**EXERCISE INSTRUCTIONS:**
Word for word, restate every line of the listing that follows.

**EXERCISE MATERIAL:**

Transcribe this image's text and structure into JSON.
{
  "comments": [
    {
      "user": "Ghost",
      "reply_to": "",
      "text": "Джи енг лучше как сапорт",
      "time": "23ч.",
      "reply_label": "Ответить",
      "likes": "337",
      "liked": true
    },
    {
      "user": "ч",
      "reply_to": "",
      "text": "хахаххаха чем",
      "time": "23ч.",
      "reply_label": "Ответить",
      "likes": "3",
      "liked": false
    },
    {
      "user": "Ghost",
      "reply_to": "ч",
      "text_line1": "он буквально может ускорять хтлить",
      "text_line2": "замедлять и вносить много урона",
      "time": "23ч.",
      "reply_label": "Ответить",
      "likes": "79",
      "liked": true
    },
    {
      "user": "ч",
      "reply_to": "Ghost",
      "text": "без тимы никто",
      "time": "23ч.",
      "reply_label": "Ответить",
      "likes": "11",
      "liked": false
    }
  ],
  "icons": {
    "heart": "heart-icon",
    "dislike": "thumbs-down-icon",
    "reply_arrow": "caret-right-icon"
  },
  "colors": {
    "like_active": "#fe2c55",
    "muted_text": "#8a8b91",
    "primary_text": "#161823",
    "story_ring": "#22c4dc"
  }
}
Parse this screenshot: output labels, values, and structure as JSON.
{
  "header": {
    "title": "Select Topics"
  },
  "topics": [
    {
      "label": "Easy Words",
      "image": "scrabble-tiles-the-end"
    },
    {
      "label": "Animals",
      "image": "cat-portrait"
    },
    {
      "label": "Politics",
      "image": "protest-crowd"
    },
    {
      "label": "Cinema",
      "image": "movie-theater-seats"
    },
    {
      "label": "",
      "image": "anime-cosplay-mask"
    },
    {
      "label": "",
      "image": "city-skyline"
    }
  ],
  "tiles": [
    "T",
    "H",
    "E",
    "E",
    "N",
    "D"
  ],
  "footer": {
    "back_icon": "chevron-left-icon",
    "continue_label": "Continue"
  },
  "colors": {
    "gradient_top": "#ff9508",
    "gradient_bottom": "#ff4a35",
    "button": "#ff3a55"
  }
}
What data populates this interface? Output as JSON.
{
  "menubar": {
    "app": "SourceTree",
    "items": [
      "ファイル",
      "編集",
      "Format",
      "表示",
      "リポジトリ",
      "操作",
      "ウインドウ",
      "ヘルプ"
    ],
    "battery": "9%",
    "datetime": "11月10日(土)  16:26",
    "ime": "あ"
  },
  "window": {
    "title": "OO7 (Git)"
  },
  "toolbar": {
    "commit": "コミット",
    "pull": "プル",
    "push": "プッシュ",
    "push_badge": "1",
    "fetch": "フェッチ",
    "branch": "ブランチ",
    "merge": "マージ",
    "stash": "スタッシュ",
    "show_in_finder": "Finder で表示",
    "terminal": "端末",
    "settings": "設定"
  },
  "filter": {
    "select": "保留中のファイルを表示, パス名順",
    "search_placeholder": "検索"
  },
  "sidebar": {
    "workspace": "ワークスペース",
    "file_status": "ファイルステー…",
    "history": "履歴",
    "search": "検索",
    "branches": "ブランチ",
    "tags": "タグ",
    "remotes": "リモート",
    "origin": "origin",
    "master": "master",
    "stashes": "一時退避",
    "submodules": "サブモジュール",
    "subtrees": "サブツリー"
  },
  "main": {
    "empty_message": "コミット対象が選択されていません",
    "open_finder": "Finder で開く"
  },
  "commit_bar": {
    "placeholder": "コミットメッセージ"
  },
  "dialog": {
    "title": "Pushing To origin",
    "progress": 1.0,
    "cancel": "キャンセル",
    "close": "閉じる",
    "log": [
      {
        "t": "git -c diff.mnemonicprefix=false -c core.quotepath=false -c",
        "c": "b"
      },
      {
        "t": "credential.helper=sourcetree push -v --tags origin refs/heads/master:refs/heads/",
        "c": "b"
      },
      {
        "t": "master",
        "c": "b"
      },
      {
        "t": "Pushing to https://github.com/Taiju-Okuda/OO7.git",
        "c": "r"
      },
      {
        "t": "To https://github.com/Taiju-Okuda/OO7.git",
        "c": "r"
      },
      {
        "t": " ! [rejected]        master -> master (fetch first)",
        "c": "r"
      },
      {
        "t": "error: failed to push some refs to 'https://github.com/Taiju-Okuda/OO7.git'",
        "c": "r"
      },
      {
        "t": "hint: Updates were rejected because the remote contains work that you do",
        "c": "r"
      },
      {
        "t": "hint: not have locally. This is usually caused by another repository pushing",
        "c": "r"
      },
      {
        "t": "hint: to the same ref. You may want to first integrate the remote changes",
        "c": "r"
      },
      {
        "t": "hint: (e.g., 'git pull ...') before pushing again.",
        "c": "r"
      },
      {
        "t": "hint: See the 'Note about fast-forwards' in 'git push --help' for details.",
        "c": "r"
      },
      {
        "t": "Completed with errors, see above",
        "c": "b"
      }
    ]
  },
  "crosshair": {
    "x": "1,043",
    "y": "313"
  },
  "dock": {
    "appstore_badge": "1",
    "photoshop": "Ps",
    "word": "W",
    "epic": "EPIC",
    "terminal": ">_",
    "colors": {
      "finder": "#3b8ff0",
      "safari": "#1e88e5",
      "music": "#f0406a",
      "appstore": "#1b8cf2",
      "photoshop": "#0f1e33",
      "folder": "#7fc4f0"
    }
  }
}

**THE COMPLETED TASK:**
Transcribe this image's text and structure into JSON.
{
  "comments": [
    {
      "user": "Ghost",
      "reply_to": "",
      "text": "Джи енг лучше как сапорт",
      "time": "23ч.",
      "reply_label": "Ответить",
      "likes": "337",
      "liked": true
    },
    {
      "user": "ч",
      "reply_to": "",
      "text": "хахаххаха чем",
      "time": "23ч.",
      "reply_label": "Ответить",
      "likes": "3",
      "liked": false
    },
    {
      "user": "Ghost",
      "reply_to": "ч",
      "text_line1": "он буквально может ускорять хтлить",
      "text_line2": "замедлять и вносить много урона",
      "time": "23ч.",
      "reply_label": "Ответить",
      "likes": "79",
      "liked": true
    },
    {
      "user": "ч",
      "reply_to": "Ghost",
      "text": "без тимы никто",
      "time": "23ч.",
      "reply_label": "Ответить",
      "likes": "11",
      "liked": false
    }
  ],
  "icons": {
    "heart": "heart-icon",
    "dislike": "thumbs-down-icon",
    "reply_arrow": "caret-right-icon"
  },
  "colors": {
    "like_active": "#fe2c55",
    "muted_text": "#8a8b91",
    "primary_text": "#161823",
    "story_ring": "#22c4dc"
  }
}
Parse this screenshot: output labels, values, and structure as JSON.
{
  "header": {
    "title": "Select Topics"
  },
  "topics": [
    {
      "label": "Easy Words",
      "image": "scrabble-tiles-the-end"
    },
    {
      "label": "Animals",
      "image": "cat-portrait"
    },
    {
      "label": "Politics",
      "image": "protest-crowd"
    },
    {
      "label": "Cinema",
      "image": "movie-theater-seats"
    },
    {
      "label": "",
      "image": "anime-cosplay-mask"
    },
    {
      "label": "",
      "image": "city-skyline"
    }
  ],
  "tiles": [
    "T",
    "H",
    "E",
    "E",
    "N",
    "D"
  ],
  "footer": {
    "back_icon": "chevron-left-icon",
    "continue_label": "Continue"
  },
  "colors": {
    "gradient_top": "#ff9508",
    "gradient_bottom": "#ff4a35",
    "button": "#ff3a55"
  }
}
What data populates this interface? Output as JSON.
{
  "menubar": {
    "app": "SourceTree",
    "items": [
      "ファイル",
      "編集",
      "Format",
      "表示",
      "リポジトリ",
      "操作",
      "ウインドウ",
      "ヘルプ"
    ],
    "battery": "9%",
    "datetime": "11月10日(土)  16:26",
    "ime": "あ"
  },
  "window": {
    "title": "OO7 (Git)"
  },
  "toolbar": {
    "commit": "コミット",
    "pull": "プル",
    "push": "プッシュ",
    "push_badge": "1",
    "fetch": "フェッチ",
    "branch": "ブランチ",
    "merge": "マージ",
    "stash": "スタッシュ",
    "show_in_finder": "Finder で表示",
    "terminal": "端末",
    "settings": "設定"
  },
  "filter": {
    "select": "保留中のファイルを表示, パス名順",
    "search_placeholder": "検索"
  },
  "sidebar": {
    "workspace": "ワークスペース",
    "file_status": "ファイルステー…",
    "history": "履歴",
    "search": "検索",
    "branches": "ブランチ",
    "tags": "タグ",
    "remotes": "リモート",
    "origin": "origin",
    "master": "master",
    "stashes": "一時退避",
    "submodules": "サブモジュール",
    "subtrees": "サブツリー"
  },
  "main": {
    "empty_message": "コミット対象が選択されていません",
    "open_finder": "Finder で開く"
  },
  "commit_bar": {
    "placeholder": "コミットメッセージ"
  },
  "dialog": {
    "title": "Pushing To origin",
    "progress": 1.0,
    "cancel": "キャンセル",
    "close": "閉じる",
    "log": [
      {
        "t": "git -c diff.mnemonicprefix=false -c core.quotepath=false -c",
        "c": "b"
      },
      {
        "t": "credential.helper=sourcetree push -v --tags origin refs/heads/master:refs/heads/",
        "c": "b"
      },
      {
        "t": "master",
        "c": "b"
      },
      {
        "t": "Pushing to https://github.com/Taiju-Okuda/OO7.git",
        "c": "r"
      },
      {
        "t": "To https://github.com/Taiju-Okuda/OO7.git",
        "c": "r"
      },
      {
        "t": " ! [rejected]        master -> master (fetch first)",
        "c": "r"
      },
      {
        "t": "error: failed to push some refs to 'https://github.com/Taiju-Okuda/OO7.git'",
        "c": "r"
      },
      {
        "t": "hint: Updates were rejected because the remote contains work that you do",
        "c": "r"
      },
      {
        "t": "hint: not have locally. This is usually caused by another repository pushing",
        "c": "r"
      },
      {
        "t": "hint: to the same ref. You may want to first integrate the remote changes",
        "c": "r"
      },
      {
        "t": "hint: (e.g., 'git pull ...') before pushing again.",
        "c": "r"
      },
      {
        "t": "hint: See the 'Note about fast-forwards' in 'git push --help' for details.",
        "c": "r"
      },
      {
        "t": "Completed with errors, see above",
        "c": "b"
      }
    ]
  },
  "crosshair": {
    "x": "1,043",
    "y": "313"
  },
  "dock": {
    "appstore_badge": "1",
    "photoshop": "Ps",
    "word": "W",
    "epic": "EPIC",
    "terminal": ">_",
    "colors": {
      "finder": "#3b8ff0",
      "safari": "#1e88e5",
      "music": "#f0406a",
      "appstore": "#1b8cf2",
      "photoshop": "#0f1e33",
      "folder": "#7fc4f0"
    }
  }
}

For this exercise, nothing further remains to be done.